■ Problem details:
Leave the pictures out. Return all other data exactly.

— start Provided data —

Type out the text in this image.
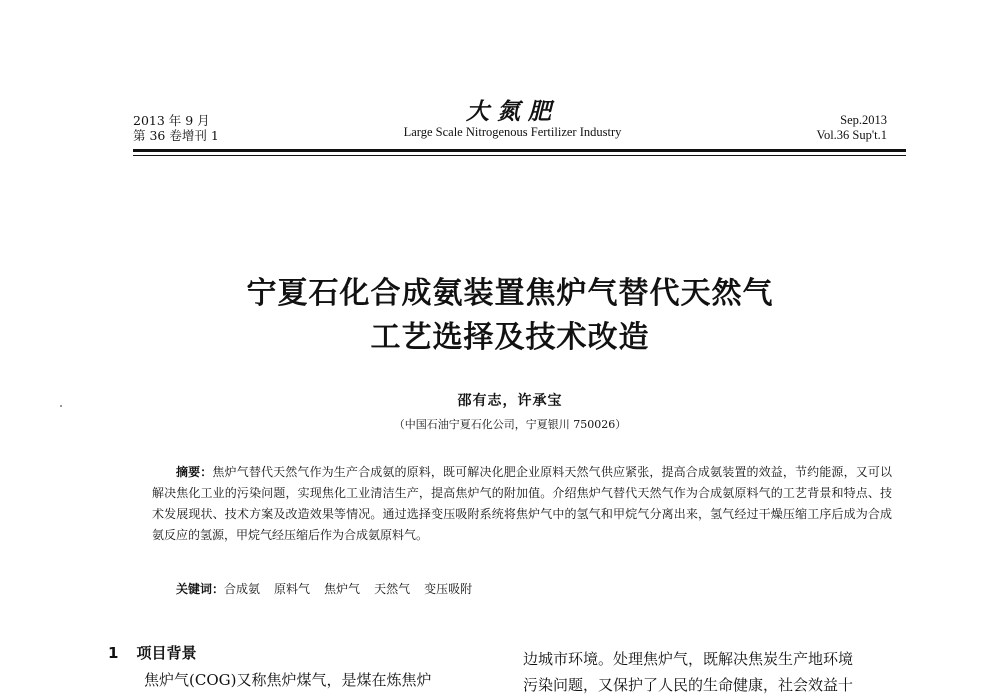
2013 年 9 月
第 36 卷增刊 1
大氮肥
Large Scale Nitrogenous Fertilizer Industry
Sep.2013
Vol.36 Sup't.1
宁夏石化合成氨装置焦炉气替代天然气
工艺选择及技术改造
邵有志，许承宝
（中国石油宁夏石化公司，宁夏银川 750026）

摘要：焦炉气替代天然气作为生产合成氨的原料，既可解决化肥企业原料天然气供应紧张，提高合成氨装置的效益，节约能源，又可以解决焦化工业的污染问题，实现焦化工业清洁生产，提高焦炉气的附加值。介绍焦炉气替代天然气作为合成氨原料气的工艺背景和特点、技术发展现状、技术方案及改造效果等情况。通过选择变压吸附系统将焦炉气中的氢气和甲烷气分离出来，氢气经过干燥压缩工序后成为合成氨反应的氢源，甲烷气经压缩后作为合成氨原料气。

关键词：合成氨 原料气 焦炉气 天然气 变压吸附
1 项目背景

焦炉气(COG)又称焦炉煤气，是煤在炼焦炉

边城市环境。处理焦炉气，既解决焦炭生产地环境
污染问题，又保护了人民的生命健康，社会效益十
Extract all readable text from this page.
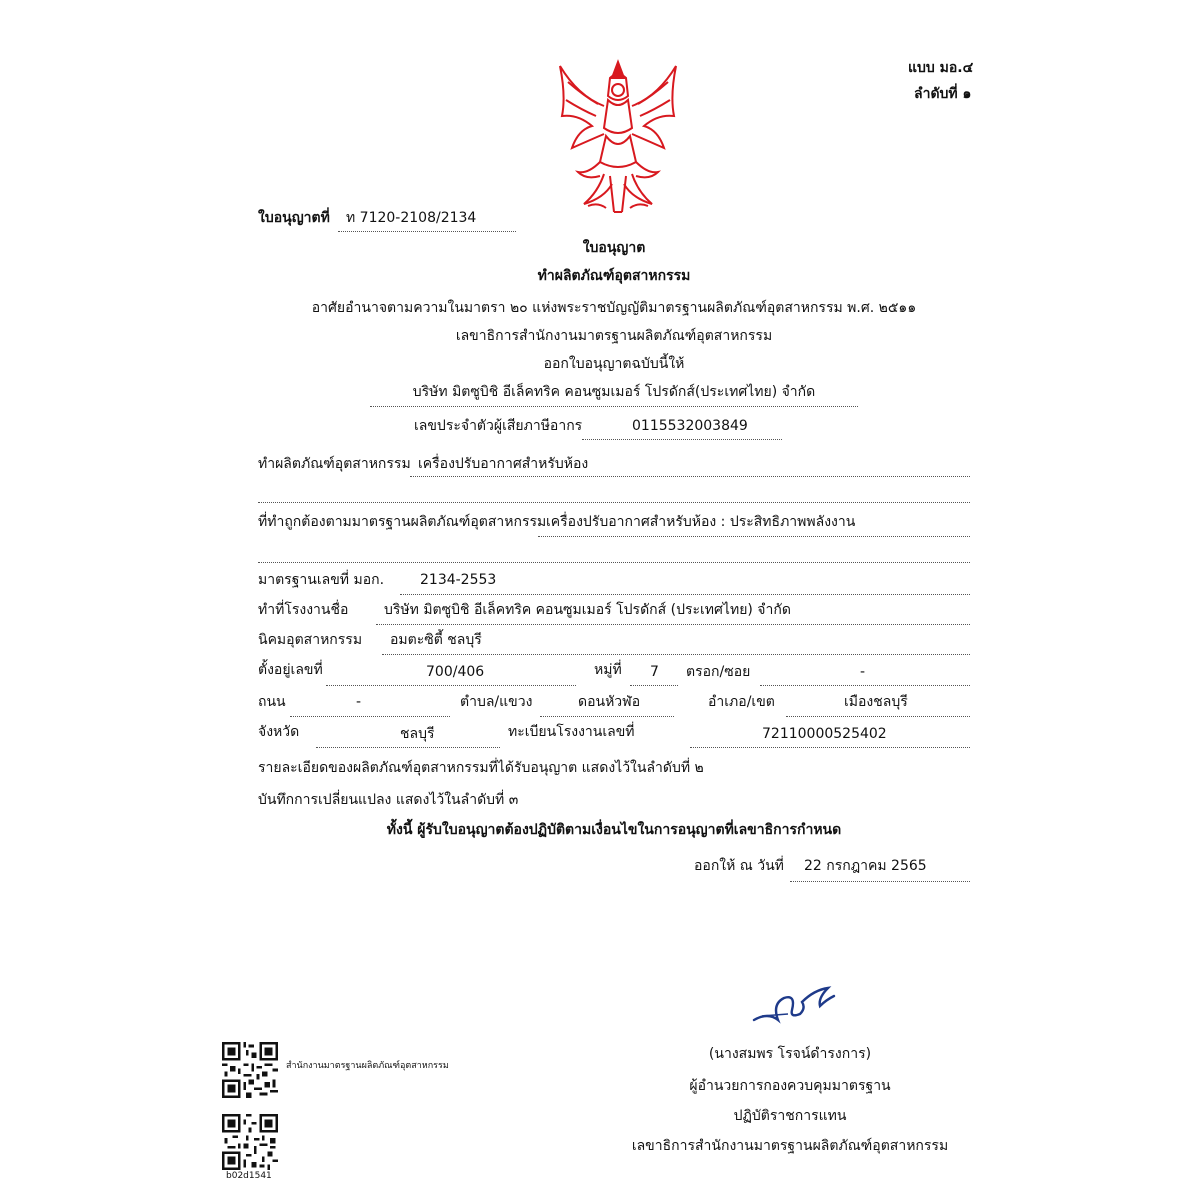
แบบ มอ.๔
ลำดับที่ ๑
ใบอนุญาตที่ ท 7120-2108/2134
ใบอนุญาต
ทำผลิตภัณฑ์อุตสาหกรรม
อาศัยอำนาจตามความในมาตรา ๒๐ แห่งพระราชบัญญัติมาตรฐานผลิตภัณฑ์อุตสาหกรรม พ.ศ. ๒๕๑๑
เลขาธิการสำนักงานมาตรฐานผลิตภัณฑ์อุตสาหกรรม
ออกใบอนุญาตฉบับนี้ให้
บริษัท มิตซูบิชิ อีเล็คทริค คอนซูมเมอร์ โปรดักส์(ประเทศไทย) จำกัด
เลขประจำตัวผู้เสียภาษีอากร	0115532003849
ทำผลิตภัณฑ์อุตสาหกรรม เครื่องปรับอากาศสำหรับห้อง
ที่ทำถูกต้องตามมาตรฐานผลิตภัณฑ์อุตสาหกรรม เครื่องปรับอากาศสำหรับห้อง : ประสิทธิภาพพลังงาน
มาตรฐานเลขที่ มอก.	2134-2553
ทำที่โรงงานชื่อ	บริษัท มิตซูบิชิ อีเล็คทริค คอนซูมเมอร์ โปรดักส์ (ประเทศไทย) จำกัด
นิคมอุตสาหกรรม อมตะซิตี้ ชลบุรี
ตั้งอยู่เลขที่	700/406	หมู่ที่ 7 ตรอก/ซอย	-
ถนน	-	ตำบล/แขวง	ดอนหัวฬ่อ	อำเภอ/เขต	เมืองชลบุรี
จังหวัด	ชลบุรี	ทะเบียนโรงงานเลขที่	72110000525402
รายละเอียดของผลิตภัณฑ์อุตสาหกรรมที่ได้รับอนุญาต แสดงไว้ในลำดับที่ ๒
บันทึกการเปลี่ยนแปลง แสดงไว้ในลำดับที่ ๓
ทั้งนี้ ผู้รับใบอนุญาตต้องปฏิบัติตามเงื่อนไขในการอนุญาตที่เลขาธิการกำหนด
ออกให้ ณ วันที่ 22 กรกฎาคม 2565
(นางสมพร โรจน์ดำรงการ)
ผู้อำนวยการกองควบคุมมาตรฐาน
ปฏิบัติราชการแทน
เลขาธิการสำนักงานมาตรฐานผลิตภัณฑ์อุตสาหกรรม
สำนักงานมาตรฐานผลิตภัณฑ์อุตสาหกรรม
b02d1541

— end Provided data —

■ Task answer:
Type out the text in this image.
2013 年 9 月
第 36 卷增刊 1
大氮肥
Large Scale Nitrogenous Fertilizer Industry
Sep.2013
Vol.36 Sup't.1
宁夏石化合成氨装置焦炉气替代天然气
工艺选择及技术改造
邵有志，许承宝
（中国石油宁夏石化公司，宁夏银川 750026）

摘要：焦炉气替代天然气作为生产合成氨的原料，既可解决化肥企业原料天然气供应紧张，提高合成氨装置的效益，节约能源，又可以解决焦化工业的污染问题，实现焦化工业清洁生产，提高焦炉气的附加值。介绍焦炉气替代天然气作为合成氨原料气的工艺背景和特点、技术发展现状、技术方案及改造效果等情况。通过选择变压吸附系统将焦炉气中的氢气和甲烷气分离出来，氢气经过干燥压缩工序后成为合成氨反应的氢源，甲烷气经压缩后作为合成氨原料气。

关键词：合成氨 原料气 焦炉气 天然气 变压吸附
1 项目背景

焦炉气(COG)又称焦炉煤气，是煤在炼焦炉

边城市环境。处理焦炉气，既解决焦炭生产地环境
污染问题，又保护了人民的生命健康，社会效益十
Extract all readable text from this page.
แบบ มอ.๔
ลำดับที่ ๑
ใบอนุญาตที่ ท 7120-2108/2134
ใบอนุญาต
ทำผลิตภัณฑ์อุตสาหกรรม
อาศัยอำนาจตามความในมาตรา ๒๐ แห่งพระราชบัญญัติมาตรฐานผลิตภัณฑ์อุตสาหกรรม พ.ศ. ๒๕๑๑
เลขาธิการสำนักงานมาตรฐานผลิตภัณฑ์อุตสาหกรรม
ออกใบอนุญาตฉบับนี้ให้
บริษัท มิตซูบิชิ อีเล็คทริค คอนซูมเมอร์ โปรดักส์(ประเทศไทย) จำกัด
เลขประจำตัวผู้เสียภาษีอากร	0115532003849
ทำผลิตภัณฑ์อุตสาหกรรม เครื่องปรับอากาศสำหรับห้อง
ที่ทำถูกต้องตามมาตรฐานผลิตภัณฑ์อุตสาหกรรม เครื่องปรับอากาศสำหรับห้อง : ประสิทธิภาพพลังงาน
มาตรฐานเลขที่ มอก.	2134-2553
ทำที่โรงงานชื่อ	บริษัท มิตซูบิชิ อีเล็คทริค คอนซูมเมอร์ โปรดักส์ (ประเทศไทย) จำกัด
นิคมอุตสาหกรรม อมตะซิตี้ ชลบุรี
ตั้งอยู่เลขที่	700/406	หมู่ที่ 7 ตรอก/ซอย	-
ถนน	-	ตำบล/แขวง	ดอนหัวฬ่อ	อำเภอ/เขต	เมืองชลบุรี
จังหวัด	ชลบุรี	ทะเบียนโรงงานเลขที่	72110000525402
รายละเอียดของผลิตภัณฑ์อุตสาหกรรมที่ได้รับอนุญาต แสดงไว้ในลำดับที่ ๒
บันทึกการเปลี่ยนแปลง แสดงไว้ในลำดับที่ ๓
ทั้งนี้ ผู้รับใบอนุญาตต้องปฏิบัติตามเงื่อนไขในการอนุญาตที่เลขาธิการกำหนด
ออกให้ ณ วันที่ 22 กรกฎาคม 2565
(นางสมพร โรจน์ดำรงการ)
ผู้อำนวยการกองควบคุมมาตรฐาน
ปฏิบัติราชการแทน
เลขาธิการสำนักงานมาตรฐานผลิตภัณฑ์อุตสาหกรรม
สำนักงานมาตรฐานผลิตภัณฑ์อุตสาหกรรม
b02d1541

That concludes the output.